> OBJECTIVE:
Count every line that has the word "gradient" in it; give no more than the number.

> RECORDS FOR THE TASK:
────

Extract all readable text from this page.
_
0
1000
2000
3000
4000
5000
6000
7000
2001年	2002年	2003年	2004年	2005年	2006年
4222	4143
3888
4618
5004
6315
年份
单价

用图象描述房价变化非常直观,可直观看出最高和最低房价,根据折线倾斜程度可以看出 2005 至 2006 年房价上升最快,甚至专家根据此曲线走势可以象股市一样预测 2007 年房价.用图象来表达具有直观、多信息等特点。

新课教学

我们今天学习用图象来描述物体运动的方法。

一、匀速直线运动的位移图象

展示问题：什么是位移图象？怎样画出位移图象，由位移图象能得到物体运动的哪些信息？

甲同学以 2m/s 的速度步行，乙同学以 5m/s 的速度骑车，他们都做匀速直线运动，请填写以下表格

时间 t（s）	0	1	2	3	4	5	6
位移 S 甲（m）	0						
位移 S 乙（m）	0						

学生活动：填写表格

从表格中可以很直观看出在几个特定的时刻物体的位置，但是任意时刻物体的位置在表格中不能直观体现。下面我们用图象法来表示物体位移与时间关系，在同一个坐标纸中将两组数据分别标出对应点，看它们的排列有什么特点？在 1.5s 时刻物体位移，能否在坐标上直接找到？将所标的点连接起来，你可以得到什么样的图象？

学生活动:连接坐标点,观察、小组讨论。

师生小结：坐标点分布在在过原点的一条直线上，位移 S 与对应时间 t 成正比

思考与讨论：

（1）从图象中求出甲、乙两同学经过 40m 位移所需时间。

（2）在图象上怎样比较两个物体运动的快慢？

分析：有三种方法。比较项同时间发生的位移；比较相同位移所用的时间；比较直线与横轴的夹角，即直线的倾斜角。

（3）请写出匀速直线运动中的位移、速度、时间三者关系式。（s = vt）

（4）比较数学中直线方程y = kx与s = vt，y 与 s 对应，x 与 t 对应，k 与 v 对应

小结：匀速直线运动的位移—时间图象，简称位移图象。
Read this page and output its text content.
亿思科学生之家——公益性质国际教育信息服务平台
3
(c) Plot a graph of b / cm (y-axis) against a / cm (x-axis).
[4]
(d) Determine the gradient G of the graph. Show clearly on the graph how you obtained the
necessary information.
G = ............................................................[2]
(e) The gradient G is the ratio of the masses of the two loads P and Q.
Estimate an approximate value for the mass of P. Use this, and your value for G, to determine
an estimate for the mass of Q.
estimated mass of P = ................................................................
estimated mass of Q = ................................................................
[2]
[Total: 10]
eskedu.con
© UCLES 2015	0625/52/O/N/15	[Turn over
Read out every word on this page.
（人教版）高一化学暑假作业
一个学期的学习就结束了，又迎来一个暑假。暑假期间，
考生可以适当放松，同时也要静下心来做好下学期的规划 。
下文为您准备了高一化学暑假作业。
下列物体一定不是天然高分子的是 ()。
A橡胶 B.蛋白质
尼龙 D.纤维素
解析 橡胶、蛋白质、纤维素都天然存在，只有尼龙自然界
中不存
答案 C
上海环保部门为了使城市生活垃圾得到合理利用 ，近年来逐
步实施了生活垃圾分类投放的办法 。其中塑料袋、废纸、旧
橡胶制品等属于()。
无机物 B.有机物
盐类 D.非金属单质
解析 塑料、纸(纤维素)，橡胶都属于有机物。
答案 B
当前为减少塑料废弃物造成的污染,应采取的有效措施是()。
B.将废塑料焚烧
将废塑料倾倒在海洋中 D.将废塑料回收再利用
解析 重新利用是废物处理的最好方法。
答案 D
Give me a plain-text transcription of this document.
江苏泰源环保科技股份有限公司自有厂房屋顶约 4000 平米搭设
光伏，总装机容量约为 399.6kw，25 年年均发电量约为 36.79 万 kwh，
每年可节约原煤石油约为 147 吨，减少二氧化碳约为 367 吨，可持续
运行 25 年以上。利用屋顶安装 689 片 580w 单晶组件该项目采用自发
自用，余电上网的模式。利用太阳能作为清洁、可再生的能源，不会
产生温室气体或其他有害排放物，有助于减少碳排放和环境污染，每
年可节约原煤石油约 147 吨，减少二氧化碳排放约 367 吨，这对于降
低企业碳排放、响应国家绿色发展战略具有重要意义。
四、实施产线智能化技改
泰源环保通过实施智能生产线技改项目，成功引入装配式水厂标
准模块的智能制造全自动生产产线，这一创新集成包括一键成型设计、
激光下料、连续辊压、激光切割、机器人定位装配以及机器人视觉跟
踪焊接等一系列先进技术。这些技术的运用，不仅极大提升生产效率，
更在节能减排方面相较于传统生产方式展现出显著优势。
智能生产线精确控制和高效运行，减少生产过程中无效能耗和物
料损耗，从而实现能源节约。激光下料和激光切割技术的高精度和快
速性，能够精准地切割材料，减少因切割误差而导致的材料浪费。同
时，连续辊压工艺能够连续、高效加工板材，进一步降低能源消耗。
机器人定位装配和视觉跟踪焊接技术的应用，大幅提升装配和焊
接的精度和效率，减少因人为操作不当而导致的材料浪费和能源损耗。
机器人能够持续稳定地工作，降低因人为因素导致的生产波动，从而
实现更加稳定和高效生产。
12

────

> PROBLEM SOLUTION:
2